== Data listing ==

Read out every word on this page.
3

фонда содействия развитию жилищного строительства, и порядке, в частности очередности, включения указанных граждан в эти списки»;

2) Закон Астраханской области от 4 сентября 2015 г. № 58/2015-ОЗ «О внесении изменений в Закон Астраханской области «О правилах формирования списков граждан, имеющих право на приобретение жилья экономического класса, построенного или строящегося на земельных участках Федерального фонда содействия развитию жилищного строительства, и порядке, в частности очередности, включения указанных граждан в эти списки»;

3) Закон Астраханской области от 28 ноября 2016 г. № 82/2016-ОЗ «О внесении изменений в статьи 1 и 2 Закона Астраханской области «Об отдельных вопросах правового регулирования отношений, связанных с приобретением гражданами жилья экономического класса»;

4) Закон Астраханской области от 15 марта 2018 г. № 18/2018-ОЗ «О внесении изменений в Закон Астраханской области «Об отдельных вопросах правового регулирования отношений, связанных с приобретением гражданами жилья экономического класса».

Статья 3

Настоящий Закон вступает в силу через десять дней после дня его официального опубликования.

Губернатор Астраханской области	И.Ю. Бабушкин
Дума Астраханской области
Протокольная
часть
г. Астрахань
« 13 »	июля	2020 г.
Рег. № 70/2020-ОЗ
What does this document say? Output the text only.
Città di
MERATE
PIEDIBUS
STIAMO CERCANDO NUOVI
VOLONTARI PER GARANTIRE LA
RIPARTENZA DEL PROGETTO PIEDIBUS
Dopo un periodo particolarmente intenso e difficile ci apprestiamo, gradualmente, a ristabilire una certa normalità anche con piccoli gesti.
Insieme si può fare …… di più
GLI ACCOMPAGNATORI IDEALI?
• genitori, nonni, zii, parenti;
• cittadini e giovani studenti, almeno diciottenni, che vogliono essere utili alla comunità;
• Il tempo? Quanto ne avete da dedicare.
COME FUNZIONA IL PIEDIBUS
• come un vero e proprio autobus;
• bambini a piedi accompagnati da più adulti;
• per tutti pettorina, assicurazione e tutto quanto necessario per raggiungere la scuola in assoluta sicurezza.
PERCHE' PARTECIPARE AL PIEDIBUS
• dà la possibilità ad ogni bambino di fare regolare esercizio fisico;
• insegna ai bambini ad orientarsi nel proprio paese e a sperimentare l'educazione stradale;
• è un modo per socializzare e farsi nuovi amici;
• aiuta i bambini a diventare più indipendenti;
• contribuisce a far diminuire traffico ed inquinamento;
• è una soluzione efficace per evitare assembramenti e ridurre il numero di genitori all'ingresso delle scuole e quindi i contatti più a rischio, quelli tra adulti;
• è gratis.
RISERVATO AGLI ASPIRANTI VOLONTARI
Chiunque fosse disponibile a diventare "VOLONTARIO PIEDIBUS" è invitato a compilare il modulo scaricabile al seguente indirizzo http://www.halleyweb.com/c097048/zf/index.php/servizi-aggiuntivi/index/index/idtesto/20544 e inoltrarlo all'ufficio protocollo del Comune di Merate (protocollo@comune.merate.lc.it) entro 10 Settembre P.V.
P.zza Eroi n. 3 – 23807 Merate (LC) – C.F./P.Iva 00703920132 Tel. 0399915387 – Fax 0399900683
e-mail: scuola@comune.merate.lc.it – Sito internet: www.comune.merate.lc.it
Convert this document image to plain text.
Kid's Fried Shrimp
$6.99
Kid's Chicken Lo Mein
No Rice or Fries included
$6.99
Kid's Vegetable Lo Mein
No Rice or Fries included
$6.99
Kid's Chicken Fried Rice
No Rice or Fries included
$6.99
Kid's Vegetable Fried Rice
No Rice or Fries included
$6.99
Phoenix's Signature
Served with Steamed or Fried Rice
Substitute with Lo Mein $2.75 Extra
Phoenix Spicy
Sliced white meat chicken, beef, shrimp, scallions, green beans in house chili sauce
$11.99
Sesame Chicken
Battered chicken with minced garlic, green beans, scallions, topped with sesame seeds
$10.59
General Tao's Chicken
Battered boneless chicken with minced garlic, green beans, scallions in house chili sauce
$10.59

===

Set problem
In the entries above, find every line with the word "экономического" and list it.

Task result
2) Закон Астраханской области от 4 сентября 2015 г. № 58/2015-ОЗ «О внесении изменений в Закон Астраханской области «О правилах формирования списков граждан, имеющих право на приобретение жилья экономического класса, построенного или строящегося на земельных участках Федерального фонда содействия развитию жилищного строительства, и порядке, в частности очередности, включения указанных граждан в эти списки»;
3) Закон Астраханской области от 28 ноября 2016 г. № 82/2016-ОЗ «О внесении изменений в статьи 1 и 2 Закона Астраханской области «Об отдельных вопросах правового регулирования отношений, связанных с приобретением гражданами жилья экономического класса»;
4) Закон Астраханской области от 15 марта 2018 г. № 18/2018-ОЗ «О внесении изменений в Закон Астраханской области «Об отдельных вопросах правового регулирования отношений, связанных с приобретением гражданами жилья экономического класса».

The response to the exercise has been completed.